- [Extracted records]:
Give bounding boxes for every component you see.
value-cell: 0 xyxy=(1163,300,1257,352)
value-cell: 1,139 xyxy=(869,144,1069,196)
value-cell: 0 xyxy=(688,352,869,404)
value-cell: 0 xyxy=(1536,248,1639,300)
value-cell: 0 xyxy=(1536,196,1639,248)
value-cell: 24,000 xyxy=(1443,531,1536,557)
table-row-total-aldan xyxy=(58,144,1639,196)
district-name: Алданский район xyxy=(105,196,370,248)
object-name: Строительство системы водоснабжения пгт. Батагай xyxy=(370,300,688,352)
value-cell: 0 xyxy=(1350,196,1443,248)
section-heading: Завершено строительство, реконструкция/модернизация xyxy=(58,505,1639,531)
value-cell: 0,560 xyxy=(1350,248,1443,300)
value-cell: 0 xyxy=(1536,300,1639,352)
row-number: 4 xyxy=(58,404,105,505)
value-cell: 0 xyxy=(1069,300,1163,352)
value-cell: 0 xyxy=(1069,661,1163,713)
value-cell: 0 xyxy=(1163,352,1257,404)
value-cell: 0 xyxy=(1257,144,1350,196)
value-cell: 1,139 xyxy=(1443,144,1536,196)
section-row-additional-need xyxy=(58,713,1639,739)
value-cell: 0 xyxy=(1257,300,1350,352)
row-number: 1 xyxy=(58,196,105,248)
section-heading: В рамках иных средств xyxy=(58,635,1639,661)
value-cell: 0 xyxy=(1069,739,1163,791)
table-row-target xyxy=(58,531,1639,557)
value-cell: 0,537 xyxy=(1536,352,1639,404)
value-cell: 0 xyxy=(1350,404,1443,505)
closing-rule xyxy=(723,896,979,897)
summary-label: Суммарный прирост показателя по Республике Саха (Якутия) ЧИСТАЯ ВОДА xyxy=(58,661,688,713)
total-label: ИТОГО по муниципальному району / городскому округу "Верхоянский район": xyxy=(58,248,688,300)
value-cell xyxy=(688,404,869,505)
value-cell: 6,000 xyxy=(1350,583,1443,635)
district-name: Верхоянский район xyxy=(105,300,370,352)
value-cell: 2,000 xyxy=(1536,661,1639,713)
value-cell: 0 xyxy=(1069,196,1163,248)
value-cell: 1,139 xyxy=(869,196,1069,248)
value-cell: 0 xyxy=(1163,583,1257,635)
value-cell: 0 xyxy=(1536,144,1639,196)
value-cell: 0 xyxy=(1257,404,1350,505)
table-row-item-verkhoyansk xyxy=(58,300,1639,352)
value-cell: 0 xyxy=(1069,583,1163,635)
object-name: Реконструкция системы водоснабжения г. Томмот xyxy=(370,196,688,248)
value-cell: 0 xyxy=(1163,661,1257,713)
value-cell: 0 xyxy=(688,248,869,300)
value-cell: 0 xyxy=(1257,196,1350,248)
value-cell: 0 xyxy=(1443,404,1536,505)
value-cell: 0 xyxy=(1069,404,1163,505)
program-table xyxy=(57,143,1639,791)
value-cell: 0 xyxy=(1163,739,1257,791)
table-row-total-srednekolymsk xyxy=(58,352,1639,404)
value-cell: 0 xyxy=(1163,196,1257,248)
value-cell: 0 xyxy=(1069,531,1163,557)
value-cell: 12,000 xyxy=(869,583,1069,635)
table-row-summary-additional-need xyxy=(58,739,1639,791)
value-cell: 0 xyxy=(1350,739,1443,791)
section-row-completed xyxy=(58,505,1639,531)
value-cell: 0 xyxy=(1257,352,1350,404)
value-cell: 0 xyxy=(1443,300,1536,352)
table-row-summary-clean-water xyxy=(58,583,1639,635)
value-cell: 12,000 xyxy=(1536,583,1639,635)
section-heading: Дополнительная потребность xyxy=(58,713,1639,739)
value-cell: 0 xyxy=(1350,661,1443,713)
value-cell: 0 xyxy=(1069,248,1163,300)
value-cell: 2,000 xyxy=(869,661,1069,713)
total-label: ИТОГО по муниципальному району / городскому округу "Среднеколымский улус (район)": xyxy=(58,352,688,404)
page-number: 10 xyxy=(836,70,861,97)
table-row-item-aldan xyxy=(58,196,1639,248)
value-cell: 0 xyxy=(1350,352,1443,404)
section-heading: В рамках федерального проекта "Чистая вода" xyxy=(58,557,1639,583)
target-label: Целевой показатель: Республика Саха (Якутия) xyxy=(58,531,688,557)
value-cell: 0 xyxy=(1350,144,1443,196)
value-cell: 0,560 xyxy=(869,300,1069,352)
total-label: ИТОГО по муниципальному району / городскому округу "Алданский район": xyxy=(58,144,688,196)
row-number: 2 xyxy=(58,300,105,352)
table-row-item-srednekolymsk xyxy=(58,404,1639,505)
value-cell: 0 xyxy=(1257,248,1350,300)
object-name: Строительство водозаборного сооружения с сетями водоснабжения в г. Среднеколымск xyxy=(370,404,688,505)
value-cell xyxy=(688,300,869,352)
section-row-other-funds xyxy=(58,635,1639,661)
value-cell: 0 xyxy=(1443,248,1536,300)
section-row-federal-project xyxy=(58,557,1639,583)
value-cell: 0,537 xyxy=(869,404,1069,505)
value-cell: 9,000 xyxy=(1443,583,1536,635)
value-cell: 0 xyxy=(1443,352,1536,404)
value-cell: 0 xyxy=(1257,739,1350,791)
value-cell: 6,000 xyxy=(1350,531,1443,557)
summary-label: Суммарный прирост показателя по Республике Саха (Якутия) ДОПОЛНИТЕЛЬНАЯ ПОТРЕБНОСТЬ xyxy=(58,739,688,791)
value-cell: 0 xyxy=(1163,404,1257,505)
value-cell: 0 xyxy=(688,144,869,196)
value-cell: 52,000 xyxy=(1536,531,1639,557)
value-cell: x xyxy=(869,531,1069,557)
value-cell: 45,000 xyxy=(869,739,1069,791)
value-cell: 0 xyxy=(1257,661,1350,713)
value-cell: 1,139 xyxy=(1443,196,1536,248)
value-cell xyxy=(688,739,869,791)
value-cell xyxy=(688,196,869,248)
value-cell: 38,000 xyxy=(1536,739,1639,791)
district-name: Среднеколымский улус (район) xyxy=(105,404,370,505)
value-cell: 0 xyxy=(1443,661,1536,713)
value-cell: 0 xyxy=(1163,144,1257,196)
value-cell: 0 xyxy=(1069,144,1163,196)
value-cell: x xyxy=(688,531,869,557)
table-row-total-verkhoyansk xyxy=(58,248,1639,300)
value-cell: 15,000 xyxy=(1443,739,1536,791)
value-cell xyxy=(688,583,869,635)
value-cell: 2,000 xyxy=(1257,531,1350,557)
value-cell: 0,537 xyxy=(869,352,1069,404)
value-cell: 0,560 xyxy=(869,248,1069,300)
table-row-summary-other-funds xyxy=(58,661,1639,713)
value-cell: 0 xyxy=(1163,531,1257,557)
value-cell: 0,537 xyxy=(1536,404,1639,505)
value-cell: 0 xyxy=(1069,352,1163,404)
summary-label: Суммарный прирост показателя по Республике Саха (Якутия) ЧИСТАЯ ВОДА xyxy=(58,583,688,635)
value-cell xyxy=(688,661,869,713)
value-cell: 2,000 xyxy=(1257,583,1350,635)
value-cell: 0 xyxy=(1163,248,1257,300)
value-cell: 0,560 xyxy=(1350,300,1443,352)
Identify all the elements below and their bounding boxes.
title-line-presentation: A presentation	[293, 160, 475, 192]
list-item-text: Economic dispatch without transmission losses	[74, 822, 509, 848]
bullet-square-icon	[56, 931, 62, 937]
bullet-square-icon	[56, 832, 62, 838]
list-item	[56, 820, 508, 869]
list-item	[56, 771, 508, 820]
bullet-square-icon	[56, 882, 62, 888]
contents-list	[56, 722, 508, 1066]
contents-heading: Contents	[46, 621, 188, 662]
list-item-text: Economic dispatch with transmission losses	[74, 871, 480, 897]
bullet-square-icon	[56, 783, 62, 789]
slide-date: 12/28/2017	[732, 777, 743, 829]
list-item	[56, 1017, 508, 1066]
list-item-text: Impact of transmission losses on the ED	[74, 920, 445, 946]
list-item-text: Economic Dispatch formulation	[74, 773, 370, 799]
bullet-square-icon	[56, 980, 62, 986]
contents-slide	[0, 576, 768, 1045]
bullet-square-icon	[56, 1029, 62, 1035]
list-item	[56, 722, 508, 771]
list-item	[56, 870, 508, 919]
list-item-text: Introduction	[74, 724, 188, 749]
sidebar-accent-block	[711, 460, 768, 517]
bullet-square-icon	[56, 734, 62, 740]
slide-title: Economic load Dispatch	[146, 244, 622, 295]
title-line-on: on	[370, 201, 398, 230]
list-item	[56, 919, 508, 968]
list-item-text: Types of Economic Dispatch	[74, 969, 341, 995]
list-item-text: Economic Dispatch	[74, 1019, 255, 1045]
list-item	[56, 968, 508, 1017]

- [What to do]:
Reproduce the records from their first line through the line containing "value-cell: 0 xyxy=(1069,404,1163,505)", including both of those lines, with every character unchanged.

- [Output for this exercise]:
Give bounding boxes for every component you see.
value-cell: 0 xyxy=(1163,300,1257,352)
value-cell: 1,139 xyxy=(869,144,1069,196)
value-cell: 0 xyxy=(688,352,869,404)
value-cell: 0 xyxy=(1536,248,1639,300)
value-cell: 0 xyxy=(1536,196,1639,248)
value-cell: 24,000 xyxy=(1443,531,1536,557)
table-row-total-aldan xyxy=(58,144,1639,196)
district-name: Алданский район xyxy=(105,196,370,248)
object-name: Строительство системы водоснабжения пгт. Батагай xyxy=(370,300,688,352)
value-cell: 0 xyxy=(1350,196,1443,248)
section-heading: Завершено строительство, реконструкция/модернизация xyxy=(58,505,1639,531)
value-cell: 0,560 xyxy=(1350,248,1443,300)
value-cell: 0 xyxy=(1536,300,1639,352)
row-number: 4 xyxy=(58,404,105,505)
value-cell: 0 xyxy=(1069,300,1163,352)
value-cell: 0 xyxy=(1069,661,1163,713)
value-cell: 0 xyxy=(1163,352,1257,404)
value-cell: 0 xyxy=(1257,144,1350,196)
value-cell: 1,139 xyxy=(1443,144,1536,196)
section-row-additional-need xyxy=(58,713,1639,739)
value-cell: 0 xyxy=(1257,300,1350,352)
row-number: 1 xyxy=(58,196,105,248)
section-heading: В рамках иных средств xyxy=(58,635,1639,661)
value-cell: 0 xyxy=(1069,739,1163,791)
table-row-target xyxy=(58,531,1639,557)
value-cell: 0,537 xyxy=(1536,352,1639,404)
value-cell: 0 xyxy=(1350,404,1443,505)
closing-rule xyxy=(723,896,979,897)
summary-label: Суммарный прирост показателя по Республике Саха (Якутия) ЧИСТАЯ ВОДА xyxy=(58,661,688,713)
total-label: ИТОГО по муниципальному району / городскому округу "Верхоянский район": xyxy=(58,248,688,300)
value-cell xyxy=(688,404,869,505)
value-cell: 6,000 xyxy=(1350,583,1443,635)
district-name: Верхоянский район xyxy=(105,300,370,352)
value-cell: 2,000 xyxy=(1536,661,1639,713)
value-cell: 0 xyxy=(1069,196,1163,248)
value-cell: 1,139 xyxy=(869,196,1069,248)
value-cell: 0 xyxy=(1163,583,1257,635)
value-cell: 0 xyxy=(1536,144,1639,196)
value-cell: 0 xyxy=(1257,404,1350,505)
table-row-item-verkhoyansk xyxy=(58,300,1639,352)
value-cell: 0 xyxy=(1069,583,1163,635)
object-name: Реконструкция системы водоснабжения г. Томмот xyxy=(370,196,688,248)
value-cell: 0 xyxy=(1163,661,1257,713)
value-cell: 0 xyxy=(688,248,869,300)
value-cell: 0 xyxy=(1257,196,1350,248)
value-cell: 0 xyxy=(1443,404,1536,505)
value-cell: 0 xyxy=(1069,404,1163,505)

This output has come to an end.